Punjab Chief Minister announces job for family member of each of Punjab’s farmers who has died during current stir

CHANDIGARH, Punjab—Even as he slammed the Akalis and AAP for “spreading lies” over the Farm Laws and dubbed the Centre’s refusal to repeal them as “inhuman”, Punjab Chief Minister Captain Amarinder Singh today announced jobs for one member of each of the families of the state’s farmers who had lost their lives in the agitation against the black laws.

Questioning “why the Centre is hesitating to repeal the laws?”, the Chief Minister said they should repeal the laws, then sit with the farmers and frame new laws after taking all stakeholders in confidence. Pointing out that the Constitution of India had already been amended so many times, he asked why the Government of India was adamant about not taking back the Farm Laws. 

Hitting out at the Central Government for pushing the laws through Parliament with a brute majority, without any discussion, the Chief Minister said the entire country was paying the price for this. “Is there a Constitution in the country? Agriculture is a state subject under Schedule 7, so why has the Center interfered with a state subject?” he asked, adding that “they went and enacted these laws without consulting anyone, because of which we have all landed in this situation.”

Barely were things coming back to normal after the lockdown, when the entire industry had shut down operations, when the Farm Laws were imposed, he said, adding that the legislations had been implemented by the Centre without any thought to the impact it would have on the farmers and agriculture.

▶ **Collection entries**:

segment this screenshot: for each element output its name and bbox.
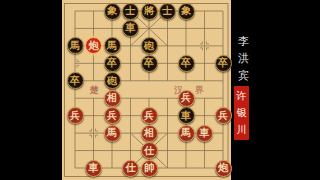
app-window: 楚河 汉界 象士將士象車馬馬砲卒卒卒卒卒砲車炮相兵兵兵兵兵馬相馬車仕車仕帥炮 李… bbox=[0, 0, 320, 180]
piece-black-chariot[interactable]: 車 bbox=[178, 107, 195, 124]
piece-black-soldier[interactable]: 卒 bbox=[141, 55, 158, 72]
piece-red-chariot[interactable]: 車 bbox=[85, 160, 102, 177]
xiangqi-board[interactable]: 楚河 汉界 象士將士象車馬馬砲卒卒卒卒卒砲車炮相兵兵兵兵兵馬相馬車仕車仕帥炮 bbox=[62, 0, 231, 180]
piece-black-soldier[interactable]: 卒 bbox=[67, 72, 84, 89]
piece-red-soldier[interactable]: 兵 bbox=[141, 107, 158, 124]
piece-black-horse[interactable]: 馬 bbox=[67, 37, 84, 54]
piece-red-general[interactable]: 帥 bbox=[141, 160, 158, 177]
piece-red-elephant[interactable]: 相 bbox=[104, 90, 121, 107]
piece-black-cannon[interactable]: 砲 bbox=[141, 37, 158, 54]
piece-black-advisor[interactable]: 士 bbox=[159, 3, 176, 20]
player-top-name: 李洪宾 bbox=[236, 34, 251, 83]
piece-red-advisor[interactable]: 仕 bbox=[141, 142, 158, 159]
piece-red-horse[interactable]: 馬 bbox=[104, 125, 121, 142]
piece-black-soldier[interactable]: 卒 bbox=[215, 55, 232, 72]
piece-red-soldier[interactable]: 兵 bbox=[104, 107, 121, 124]
piece-black-elephant[interactable]: 象 bbox=[104, 3, 121, 20]
player-bottom-name-badge: 许银川 bbox=[234, 86, 249, 140]
piece-red-soldier[interactable]: 兵 bbox=[215, 107, 232, 124]
piece-black-advisor[interactable]: 士 bbox=[122, 3, 139, 20]
piece-red-cannon[interactable]: 炮 bbox=[215, 160, 232, 177]
piece-black-soldier[interactable]: 卒 bbox=[178, 55, 195, 72]
piece-black-soldier[interactable]: 卒 bbox=[104, 55, 121, 72]
right-panel: 李洪宾 许银川 bbox=[231, 0, 320, 180]
piece-black-general[interactable]: 將 bbox=[141, 3, 158, 20]
piece-red-soldier[interactable]: 兵 bbox=[67, 107, 84, 124]
piece-red-soldier[interactable]: 兵 bbox=[178, 90, 195, 107]
piece-red-chariot[interactable]: 車 bbox=[196, 125, 213, 142]
piece-red-advisor[interactable]: 仕 bbox=[122, 160, 139, 177]
piece-black-chariot[interactable]: 車 bbox=[122, 20, 139, 37]
piece-black-horse[interactable]: 馬 bbox=[104, 37, 121, 54]
piece-black-elephant[interactable]: 象 bbox=[178, 3, 195, 20]
left-black-bar bbox=[0, 0, 62, 180]
piece-red-elephant[interactable]: 相 bbox=[141, 125, 158, 142]
piece-black-cannon[interactable]: 砲 bbox=[104, 72, 121, 89]
piece-red-horse[interactable]: 馬 bbox=[178, 125, 195, 142]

▶ **Written problem 1**: In the collection entries, swap "interactable" for "selectable" in the part that opens with the line containing "app-window: 楚河 汉界" and closes with the line containing "piece-black-soldier[interactable]: 卒 bbox=[104, 55, 121, 72]", and give back only those lines with nothing else altered.
▶ **Written problem 2**: Carry on the news article about the Punjab Chief Minister and the Farm Laws, starting right after its last sentence.
The article and the collection entries are independent of each other.

▶ **Task output 1**:
app-window: 楚河 汉界 象士將士象車馬馬砲卒卒卒卒卒砲車炮相兵兵兵兵兵馬相馬車仕車仕帥炮 李… bbox=[0, 0, 320, 180]
piece-black-chariot[selectable]: 車 bbox=[178, 107, 195, 124]
piece-black-soldier[selectable]: 卒 bbox=[141, 55, 158, 72]
piece-red-chariot[selectable]: 車 bbox=[85, 160, 102, 177]
xiangqi-board[selectable]: 楚河 汉界 象士將士象車馬馬砲卒卒卒卒卒砲車炮相兵兵兵兵兵馬相馬車仕車仕帥炮 bbox=[62, 0, 231, 180]
piece-black-soldier[selectable]: 卒 bbox=[67, 72, 84, 89]
piece-red-soldier[selectable]: 兵 bbox=[141, 107, 158, 124]
piece-black-horse[selectable]: 馬 bbox=[67, 37, 84, 54]
piece-red-general[selectable]: 帥 bbox=[141, 160, 158, 177]
piece-red-elephant[selectable]: 相 bbox=[104, 90, 121, 107]
piece-black-cannon[selectable]: 砲 bbox=[141, 37, 158, 54]
piece-black-advisor[selectable]: 士 bbox=[159, 3, 176, 20]
player-top-name: 李洪宾 bbox=[236, 34, 251, 83]
piece-red-advisor[selectable]: 仕 bbox=[141, 142, 158, 159]
piece-red-horse[selectable]: 馬 bbox=[104, 125, 121, 142]
piece-black-soldier[selectable]: 卒 bbox=[215, 55, 232, 72]
piece-red-soldier[selectable]: 兵 bbox=[104, 107, 121, 124]
piece-black-elephant[selectable]: 象 bbox=[104, 3, 121, 20]
player-bottom-name-badge: 许银川 bbox=[234, 86, 249, 140]
piece-red-soldier[selectable]: 兵 bbox=[215, 107, 232, 124]
piece-black-advisor[selectable]: 士 bbox=[122, 3, 139, 20]
piece-red-cannon[selectable]: 炮 bbox=[215, 160, 232, 177]
piece-black-soldier[selectable]: 卒 bbox=[178, 55, 195, 72]
piece-black-soldier[selectable]: 卒 bbox=[104, 55, 121, 72]

▶ **Task output 2**:
Asserting that “we are with the farmers and will stand by them,” the Chief Minister said during the 20th edition of his Facebook Live #AskCaptain session that the Punjab government and every person in Punjab stands with the farmers. “All Punjabis are concerned about our farmers sitting on Delhi borders, they are there to persuade Center to repeal laws that were implemented without taking us into confidence,” he said, adding that “Lots of old people are sitting there at the borders not for themselves but for the future of their children and grandchildren.”

The sad part, said the Chief Minister, was that “we are losing our farmers to the cold every day, with an estimated 76 farmers dying so far.” In addition to the Rs 5 lakh compensation being given to the families of the deceased farmers, his government would also give a job to a family member, he added.

On the NIA notices to some farmers and supporters of the farmer agitation, the Chief Minister told the News Editor of a New Zealand Punjabi weekly it was a wrong step and he would be writing soon to the Union Home Minister on the issue. Even Khalsa Aid, which was working across the globe, had not been spared, he said, adding that “Punjabiyon nu pyaar naal manao te man lenge…. tussi dang chakoge, o vi dang chuk lenge.” (“If you talk to Punjabis nicely and persuade them, they will agree to your suggestions, but if you pick up a stick they too would pick one.”)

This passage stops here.